*Challenge*:
Reproduce the data below in full and exclude every picture.

Dataset items
____________________

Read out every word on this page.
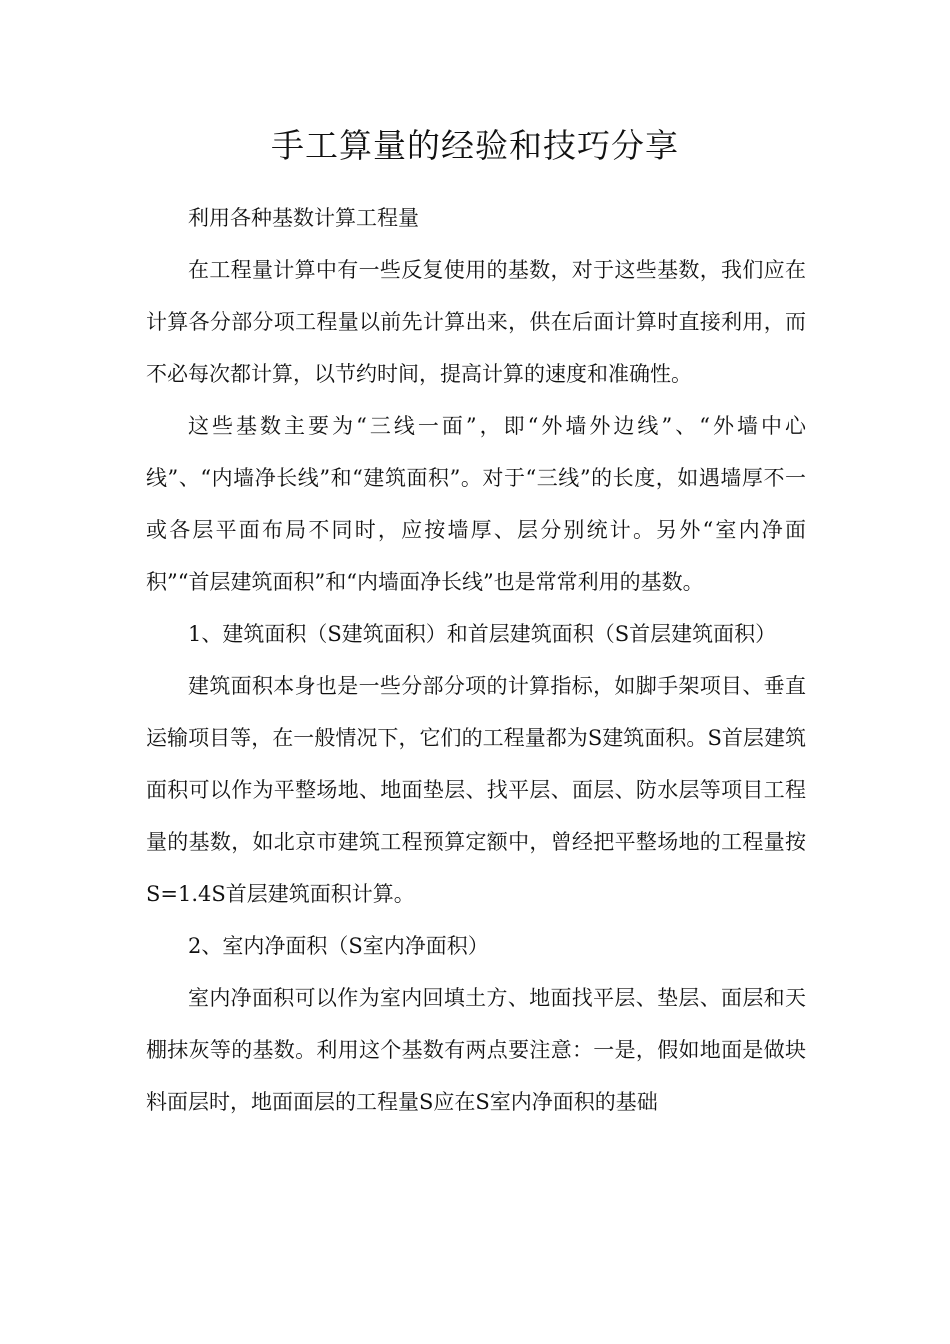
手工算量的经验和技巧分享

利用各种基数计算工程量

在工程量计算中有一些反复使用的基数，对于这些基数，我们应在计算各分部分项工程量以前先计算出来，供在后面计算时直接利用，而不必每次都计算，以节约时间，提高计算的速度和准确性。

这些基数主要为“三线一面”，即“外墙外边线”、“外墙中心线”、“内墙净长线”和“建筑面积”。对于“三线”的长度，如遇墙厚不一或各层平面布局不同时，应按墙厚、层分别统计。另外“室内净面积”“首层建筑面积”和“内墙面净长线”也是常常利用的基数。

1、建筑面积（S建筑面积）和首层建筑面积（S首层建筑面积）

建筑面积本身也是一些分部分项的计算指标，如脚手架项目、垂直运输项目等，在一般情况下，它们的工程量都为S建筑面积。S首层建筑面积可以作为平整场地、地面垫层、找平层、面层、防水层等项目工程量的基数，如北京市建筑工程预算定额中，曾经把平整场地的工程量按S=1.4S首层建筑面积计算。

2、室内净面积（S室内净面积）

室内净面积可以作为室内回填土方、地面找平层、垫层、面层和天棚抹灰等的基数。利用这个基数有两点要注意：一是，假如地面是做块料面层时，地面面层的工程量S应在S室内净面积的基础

____________________

*Complete output*:
Read out every word on this page.
手工算量的经验和技巧分享

利用各种基数计算工程量

在工程量计算中有一些反复使用的基数，对于这些基数，我们应在计算各分部分项工程量以前先计算出来，供在后面计算时直接利用，而不必每次都计算，以节约时间，提高计算的速度和准确性。

这些基数主要为“三线一面”，即“外墙外边线”、“外墙中心线”、“内墙净长线”和“建筑面积”。对于“三线”的长度，如遇墙厚不一或各层平面布局不同时，应按墙厚、层分别统计。另外“室内净面积”“首层建筑面积”和“内墙面净长线”也是常常利用的基数。

1、建筑面积（S建筑面积）和首层建筑面积（S首层建筑面积）

建筑面积本身也是一些分部分项的计算指标，如脚手架项目、垂直运输项目等，在一般情况下，它们的工程量都为S建筑面积。S首层建筑面积可以作为平整场地、地面垫层、找平层、面层、防水层等项目工程量的基数，如北京市建筑工程预算定额中，曾经把平整场地的工程量按S=1.4S首层建筑面积计算。

2、室内净面积（S室内净面积）

室内净面积可以作为室内回填土方、地面找平层、垫层、面层和天棚抹灰等的基数。利用这个基数有两点要注意：一是，假如地面是做块料面层时，地面面层的工程量S应在S室内净面积的基础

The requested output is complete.